■ Prompt ■
Copy the lines below as they are; omit the images they contain.

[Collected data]
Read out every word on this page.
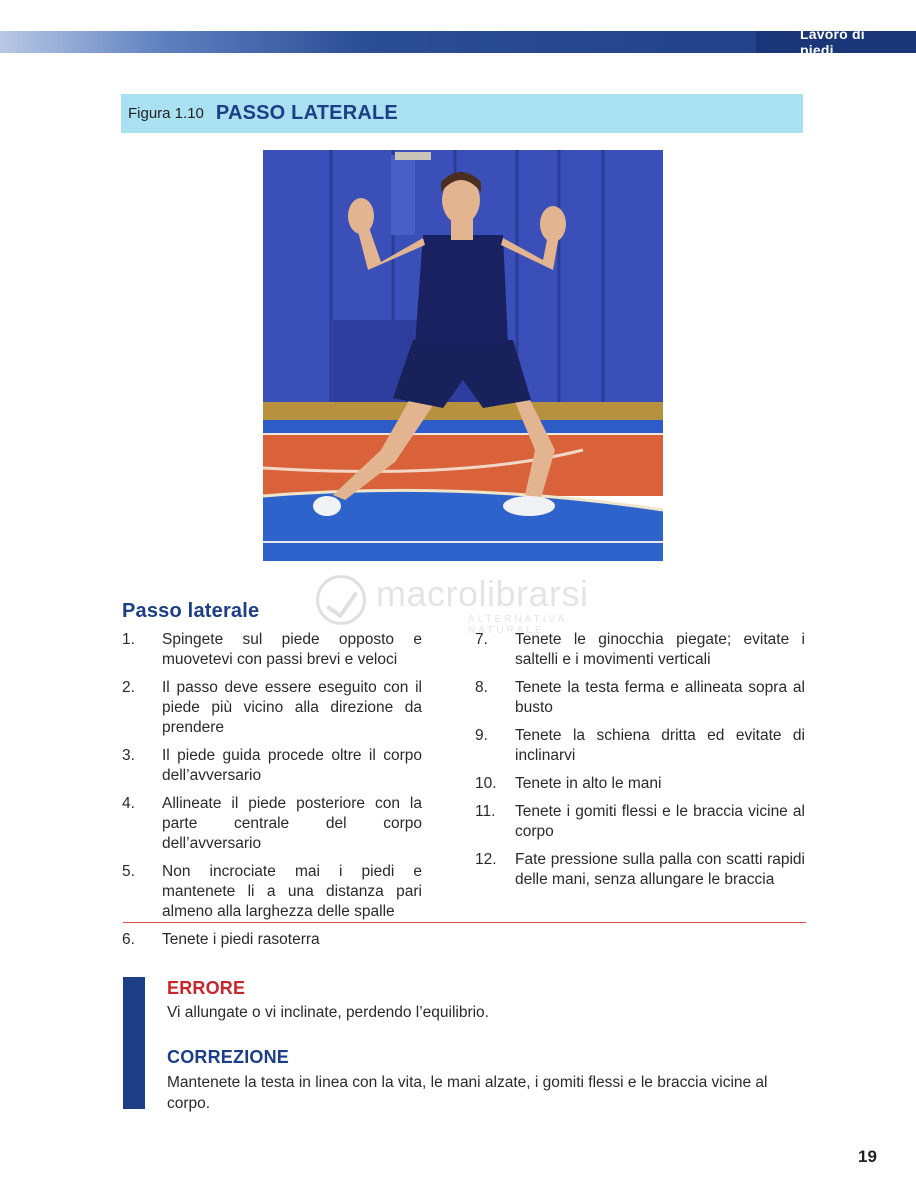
Lavoro di piedi
Figura 1.10 PASSO LATERALE
macrolibrarsi
ALTERNATIVA NATURALE
Passo laterale
1.	Spingete sul piede opposto e muovetevi con passi brevi e veloci
2.	Il passo deve essere eseguito con il piede più vicino alla direzione da prendere
3.	Il piede guida procede oltre il corpo dell’avversario
4.	Allineate il piede posteriore con la parte centrale del corpo dell’avversario
5.	Non incrociate mai i piedi e mantenete li a una distanza pari almeno alla larghezza delle spalle
6.	Tenete i piedi rasoterra
7.	Tenete le ginocchia piegate; evitate i saltelli e i movimenti verticali
8.	Tenete la testa ferma e allineata sopra al busto
9.	Tenete la schiena dritta ed evitate di inclinarvi
10.	Tenete in alto le mani
11.	Tenete i gomiti flessi e le braccia vicine al corpo
12.	Fate pressione sulla palla con scatti rapidi delle mani, senza allungare le braccia
ERRORE
Vi allungate o vi inclinate, perdendo l’equilibrio.
CORREZIONE
Mantenete la testa in linea con la vita, le mani alzate, i gomiti flessi e le braccia vicine al corpo.
19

■ Right answer ■
Read out every word on this page.
Lavoro di piedi
Figura 1.10 PASSO LATERALE
macrolibrarsi
ALTERNATIVA NATURALE
Passo laterale
1.	Spingete sul piede opposto e muovetevi con passi brevi e veloci
2.	Il passo deve essere eseguito con il piede più vicino alla direzione da prendere
3.	Il piede guida procede oltre il corpo dell’avversario
4.	Allineate il piede posteriore con la parte centrale del corpo dell’avversario
5.	Non incrociate mai i piedi e mantenete li a una distanza pari almeno alla larghezza delle spalle
6.	Tenete i piedi rasoterra
7.	Tenete le ginocchia piegate; evitate i saltelli e i movimenti verticali
8.	Tenete la testa ferma e allineata sopra al busto
9.	Tenete la schiena dritta ed evitate di inclinarvi
10.	Tenete in alto le mani
11.	Tenete i gomiti flessi e le braccia vicine al corpo
12.	Fate pressione sulla palla con scatti rapidi delle mani, senza allungare le braccia
ERRORE
Vi allungate o vi inclinate, perdendo l’equilibrio.
CORREZIONE
Mantenete la testa in linea con la vita, le mani alzate, i gomiti flessi e le braccia vicine al corpo.
19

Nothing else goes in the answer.